[Saved data entries]
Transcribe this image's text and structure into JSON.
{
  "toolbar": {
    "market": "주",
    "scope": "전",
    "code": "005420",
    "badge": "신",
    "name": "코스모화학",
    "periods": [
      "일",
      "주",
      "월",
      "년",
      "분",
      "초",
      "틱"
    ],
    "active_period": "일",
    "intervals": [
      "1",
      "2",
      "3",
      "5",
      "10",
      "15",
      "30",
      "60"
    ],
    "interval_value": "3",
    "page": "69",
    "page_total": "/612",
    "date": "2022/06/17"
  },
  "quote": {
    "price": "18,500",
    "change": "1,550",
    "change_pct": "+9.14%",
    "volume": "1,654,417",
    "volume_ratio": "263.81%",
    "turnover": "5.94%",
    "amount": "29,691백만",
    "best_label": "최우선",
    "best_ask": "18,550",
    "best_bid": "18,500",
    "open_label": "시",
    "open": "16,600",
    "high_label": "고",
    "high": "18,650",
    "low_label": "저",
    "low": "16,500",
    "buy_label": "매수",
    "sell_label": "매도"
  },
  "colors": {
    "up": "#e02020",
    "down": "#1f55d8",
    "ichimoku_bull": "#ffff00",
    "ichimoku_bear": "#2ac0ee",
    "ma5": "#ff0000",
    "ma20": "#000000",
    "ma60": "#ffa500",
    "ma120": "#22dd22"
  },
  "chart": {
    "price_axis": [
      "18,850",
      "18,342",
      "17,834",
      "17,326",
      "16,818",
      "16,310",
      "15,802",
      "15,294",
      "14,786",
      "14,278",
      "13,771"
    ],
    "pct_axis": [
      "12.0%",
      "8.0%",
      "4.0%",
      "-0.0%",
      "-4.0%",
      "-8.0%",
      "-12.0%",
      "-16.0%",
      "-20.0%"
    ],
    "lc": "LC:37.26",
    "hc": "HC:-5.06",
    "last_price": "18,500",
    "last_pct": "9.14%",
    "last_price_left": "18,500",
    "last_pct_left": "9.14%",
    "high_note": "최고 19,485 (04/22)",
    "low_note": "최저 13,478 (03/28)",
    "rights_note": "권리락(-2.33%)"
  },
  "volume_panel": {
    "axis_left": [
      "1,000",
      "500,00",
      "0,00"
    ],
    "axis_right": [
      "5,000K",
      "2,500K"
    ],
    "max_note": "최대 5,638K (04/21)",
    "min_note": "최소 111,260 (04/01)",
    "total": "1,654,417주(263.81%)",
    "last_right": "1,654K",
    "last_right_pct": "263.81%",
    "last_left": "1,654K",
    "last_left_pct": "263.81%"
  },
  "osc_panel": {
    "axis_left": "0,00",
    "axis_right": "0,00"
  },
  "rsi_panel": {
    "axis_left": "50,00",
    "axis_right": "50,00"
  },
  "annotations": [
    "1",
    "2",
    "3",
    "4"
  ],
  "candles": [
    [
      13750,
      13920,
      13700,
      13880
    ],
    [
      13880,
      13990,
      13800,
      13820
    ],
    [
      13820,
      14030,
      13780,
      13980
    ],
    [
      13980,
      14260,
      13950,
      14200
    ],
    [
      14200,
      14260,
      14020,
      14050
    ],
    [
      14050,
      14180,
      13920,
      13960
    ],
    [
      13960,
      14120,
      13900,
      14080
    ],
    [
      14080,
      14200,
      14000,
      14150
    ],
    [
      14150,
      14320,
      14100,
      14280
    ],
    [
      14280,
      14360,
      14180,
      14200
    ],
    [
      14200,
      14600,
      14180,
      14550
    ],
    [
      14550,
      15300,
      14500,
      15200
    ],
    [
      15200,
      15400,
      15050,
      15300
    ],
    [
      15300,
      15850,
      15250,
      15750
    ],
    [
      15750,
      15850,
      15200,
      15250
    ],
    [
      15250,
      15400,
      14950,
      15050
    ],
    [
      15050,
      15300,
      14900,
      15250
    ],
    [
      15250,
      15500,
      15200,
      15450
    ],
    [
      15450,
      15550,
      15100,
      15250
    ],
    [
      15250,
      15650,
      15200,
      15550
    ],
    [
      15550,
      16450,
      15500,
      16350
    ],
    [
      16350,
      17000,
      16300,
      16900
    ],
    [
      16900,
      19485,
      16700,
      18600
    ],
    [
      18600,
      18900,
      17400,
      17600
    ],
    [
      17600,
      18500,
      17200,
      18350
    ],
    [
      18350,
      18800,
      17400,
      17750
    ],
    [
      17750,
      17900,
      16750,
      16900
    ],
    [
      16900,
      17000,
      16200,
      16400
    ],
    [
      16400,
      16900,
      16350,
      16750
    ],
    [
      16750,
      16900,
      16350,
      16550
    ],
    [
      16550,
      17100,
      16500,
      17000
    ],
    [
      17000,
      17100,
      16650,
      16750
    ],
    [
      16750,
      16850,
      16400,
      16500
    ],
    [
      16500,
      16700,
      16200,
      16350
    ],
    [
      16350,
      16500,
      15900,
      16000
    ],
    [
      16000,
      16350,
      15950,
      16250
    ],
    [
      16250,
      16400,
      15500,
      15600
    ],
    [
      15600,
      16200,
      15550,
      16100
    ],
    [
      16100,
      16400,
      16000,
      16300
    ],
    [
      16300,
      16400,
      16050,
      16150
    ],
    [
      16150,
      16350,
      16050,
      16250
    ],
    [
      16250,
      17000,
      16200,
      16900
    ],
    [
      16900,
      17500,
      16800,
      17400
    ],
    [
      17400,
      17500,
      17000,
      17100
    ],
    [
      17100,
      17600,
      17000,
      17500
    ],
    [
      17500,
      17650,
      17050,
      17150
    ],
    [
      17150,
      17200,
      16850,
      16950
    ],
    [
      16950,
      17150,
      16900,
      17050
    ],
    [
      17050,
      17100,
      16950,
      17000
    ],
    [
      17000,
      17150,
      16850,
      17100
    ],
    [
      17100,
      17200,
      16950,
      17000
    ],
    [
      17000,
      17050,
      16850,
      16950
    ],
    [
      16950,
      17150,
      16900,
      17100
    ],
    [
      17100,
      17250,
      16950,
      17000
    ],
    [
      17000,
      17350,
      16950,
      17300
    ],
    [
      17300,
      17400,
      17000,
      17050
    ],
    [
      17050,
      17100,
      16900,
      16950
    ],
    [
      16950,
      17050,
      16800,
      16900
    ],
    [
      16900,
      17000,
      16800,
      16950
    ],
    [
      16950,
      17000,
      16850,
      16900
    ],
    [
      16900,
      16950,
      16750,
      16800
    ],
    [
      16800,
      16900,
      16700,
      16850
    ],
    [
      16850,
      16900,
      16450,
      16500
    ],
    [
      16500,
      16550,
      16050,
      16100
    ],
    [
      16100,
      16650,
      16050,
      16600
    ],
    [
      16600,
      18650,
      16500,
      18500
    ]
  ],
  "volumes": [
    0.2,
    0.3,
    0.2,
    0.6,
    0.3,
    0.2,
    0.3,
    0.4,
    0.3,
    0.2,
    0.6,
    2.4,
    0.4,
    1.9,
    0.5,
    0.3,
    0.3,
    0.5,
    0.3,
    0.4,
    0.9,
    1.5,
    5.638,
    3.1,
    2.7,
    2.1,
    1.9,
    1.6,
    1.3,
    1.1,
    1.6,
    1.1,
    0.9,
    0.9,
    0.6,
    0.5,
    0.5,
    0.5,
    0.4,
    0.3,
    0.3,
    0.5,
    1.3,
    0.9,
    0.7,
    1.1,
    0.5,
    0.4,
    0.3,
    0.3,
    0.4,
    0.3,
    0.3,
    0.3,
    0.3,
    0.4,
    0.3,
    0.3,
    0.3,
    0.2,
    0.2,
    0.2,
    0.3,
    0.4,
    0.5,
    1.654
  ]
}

Exercise aim> Reproduce the listing above verbatim, from first line to last.

Final result>
Transcribe this image's text and structure into JSON.
{
  "toolbar": {
    "market": "주",
    "scope": "전",
    "code": "005420",
    "badge": "신",
    "name": "코스모화학",
    "periods": [
      "일",
      "주",
      "월",
      "년",
      "분",
      "초",
      "틱"
    ],
    "active_period": "일",
    "intervals": [
      "1",
      "2",
      "3",
      "5",
      "10",
      "15",
      "30",
      "60"
    ],
    "interval_value": "3",
    "page": "69",
    "page_total": "/612",
    "date": "2022/06/17"
  },
  "quote": {
    "price": "18,500",
    "change": "1,550",
    "change_pct": "+9.14%",
    "volume": "1,654,417",
    "volume_ratio": "263.81%",
    "turnover": "5.94%",
    "amount": "29,691백만",
    "best_label": "최우선",
    "best_ask": "18,550",
    "best_bid": "18,500",
    "open_label": "시",
    "open": "16,600",
    "high_label": "고",
    "high": "18,650",
    "low_label": "저",
    "low": "16,500",
    "buy_label": "매수",
    "sell_label": "매도"
  },
  "colors": {
    "up": "#e02020",
    "down": "#1f55d8",
    "ichimoku_bull": "#ffff00",
    "ichimoku_bear": "#2ac0ee",
    "ma5": "#ff0000",
    "ma20": "#000000",
    "ma60": "#ffa500",
    "ma120": "#22dd22"
  },
  "chart": {
    "price_axis": [
      "18,850",
      "18,342",
      "17,834",
      "17,326",
      "16,818",
      "16,310",
      "15,802",
      "15,294",
      "14,786",
      "14,278",
      "13,771"
    ],
    "pct_axis": [
      "12.0%",
      "8.0%",
      "4.0%",
      "-0.0%",
      "-4.0%",
      "-8.0%",
      "-12.0%",
      "-16.0%",
      "-20.0%"
    ],
    "lc": "LC:37.26",
    "hc": "HC:-5.06",
    "last_price": "18,500",
    "last_pct": "9.14%",
    "last_price_left": "18,500",
    "last_pct_left": "9.14%",
    "high_note": "최고 19,485 (04/22)",
    "low_note": "최저 13,478 (03/28)",
    "rights_note": "권리락(-2.33%)"
  },
  "volume_panel": {
    "axis_left": [
      "1,000",
      "500,00",
      "0,00"
    ],
    "axis_right": [
      "5,000K",
      "2,500K"
    ],
    "max_note": "최대 5,638K (04/21)",
    "min_note": "최소 111,260 (04/01)",
    "total": "1,654,417주(263.81%)",
    "last_right": "1,654K",
    "last_right_pct": "263.81%",
    "last_left": "1,654K",
    "last_left_pct": "263.81%"
  },
  "osc_panel": {
    "axis_left": "0,00",
    "axis_right": "0,00"
  },
  "rsi_panel": {
    "axis_left": "50,00",
    "axis_right": "50,00"
  },
  "annotations": [
    "1",
    "2",
    "3",
    "4"
  ],
  "candles": [
    [
      13750,
      13920,
      13700,
      13880
    ],
    [
      13880,
      13990,
      13800,
      13820
    ],
    [
      13820,
      14030,
      13780,
      13980
    ],
    [
      13980,
      14260,
      13950,
      14200
    ],
    [
      14200,
      14260,
      14020,
      14050
    ],
    [
      14050,
      14180,
      13920,
      13960
    ],
    [
      13960,
      14120,
      13900,
      14080
    ],
    [
      14080,
      14200,
      14000,
      14150
    ],
    [
      14150,
      14320,
      14100,
      14280
    ],
    [
      14280,
      14360,
      14180,
      14200
    ],
    [
      14200,
      14600,
      14180,
      14550
    ],
    [
      14550,
      15300,
      14500,
      15200
    ],
    [
      15200,
      15400,
      15050,
      15300
    ],
    [
      15300,
      15850,
      15250,
      15750
    ],
    [
      15750,
      15850,
      15200,
      15250
    ],
    [
      15250,
      15400,
      14950,
      15050
    ],
    [
      15050,
      15300,
      14900,
      15250
    ],
    [
      15250,
      15500,
      15200,
      15450
    ],
    [
      15450,
      15550,
      15100,
      15250
    ],
    [
      15250,
      15650,
      15200,
      15550
    ],
    [
      15550,
      16450,
      15500,
      16350
    ],
    [
      16350,
      17000,
      16300,
      16900
    ],
    [
      16900,
      19485,
      16700,
      18600
    ],
    [
      18600,
      18900,
      17400,
      17600
    ],
    [
      17600,
      18500,
      17200,
      18350
    ],
    [
      18350,
      18800,
      17400,
      17750
    ],
    [
      17750,
      17900,
      16750,
      16900
    ],
    [
      16900,
      17000,
      16200,
      16400
    ],
    [
      16400,
      16900,
      16350,
      16750
    ],
    [
      16750,
      16900,
      16350,
      16550
    ],
    [
      16550,
      17100,
      16500,
      17000
    ],
    [
      17000,
      17100,
      16650,
      16750
    ],
    [
      16750,
      16850,
      16400,
      16500
    ],
    [
      16500,
      16700,
      16200,
      16350
    ],
    [
      16350,
      16500,
      15900,
      16000
    ],
    [
      16000,
      16350,
      15950,
      16250
    ],
    [
      16250,
      16400,
      15500,
      15600
    ],
    [
      15600,
      16200,
      15550,
      16100
    ],
    [
      16100,
      16400,
      16000,
      16300
    ],
    [
      16300,
      16400,
      16050,
      16150
    ],
    [
      16150,
      16350,
      16050,
      16250
    ],
    [
      16250,
      17000,
      16200,
      16900
    ],
    [
      16900,
      17500,
      16800,
      17400
    ],
    [
      17400,
      17500,
      17000,
      17100
    ],
    [
      17100,
      17600,
      17000,
      17500
    ],
    [
      17500,
      17650,
      17050,
      17150
    ],
    [
      17150,
      17200,
      16850,
      16950
    ],
    [
      16950,
      17150,
      16900,
      17050
    ],
    [
      17050,
      17100,
      16950,
      17000
    ],
    [
      17000,
      17150,
      16850,
      17100
    ],
    [
      17100,
      17200,
      16950,
      17000
    ],
    [
      17000,
      17050,
      16850,
      16950
    ],
    [
      16950,
      17150,
      16900,
      17100
    ],
    [
      17100,
      17250,
      16950,
      17000
    ],
    [
      17000,
      17350,
      16950,
      17300
    ],
    [
      17300,
      17400,
      17000,
      17050
    ],
    [
      17050,
      17100,
      16900,
      16950
    ],
    [
      16950,
      17050,
      16800,
      16900
    ],
    [
      16900,
      17000,
      16800,
      16950
    ],
    [
      16950,
      17000,
      16850,
      16900
    ],
    [
      16900,
      16950,
      16750,
      16800
    ],
    [
      16800,
      16900,
      16700,
      16850
    ],
    [
      16850,
      16900,
      16450,
      16500
    ],
    [
      16500,
      16550,
      16050,
      16100
    ],
    [
      16100,
      16650,
      16050,
      16600
    ],
    [
      16600,
      18650,
      16500,
      18500
    ]
  ],
  "volumes": [
    0.2,
    0.3,
    0.2,
    0.6,
    0.3,
    0.2,
    0.3,
    0.4,
    0.3,
    0.2,
    0.6,
    2.4,
    0.4,
    1.9,
    0.5,
    0.3,
    0.3,
    0.5,
    0.3,
    0.4,
    0.9,
    1.5,
    5.638,
    3.1,
    2.7,
    2.1,
    1.9,
    1.6,
    1.3,
    1.1,
    1.6,
    1.1,
    0.9,
    0.9,
    0.6,
    0.5,
    0.5,
    0.5,
    0.4,
    0.3,
    0.3,
    0.5,
    1.3,
    0.9,
    0.7,
    1.1,
    0.5,
    0.4,
    0.3,
    0.3,
    0.4,
    0.3,
    0.3,
    0.3,
    0.3,
    0.4,
    0.3,
    0.3,
    0.3,
    0.2,
    0.2,
    0.2,
    0.3,
    0.4,
    0.5,
    1.654
  ]
}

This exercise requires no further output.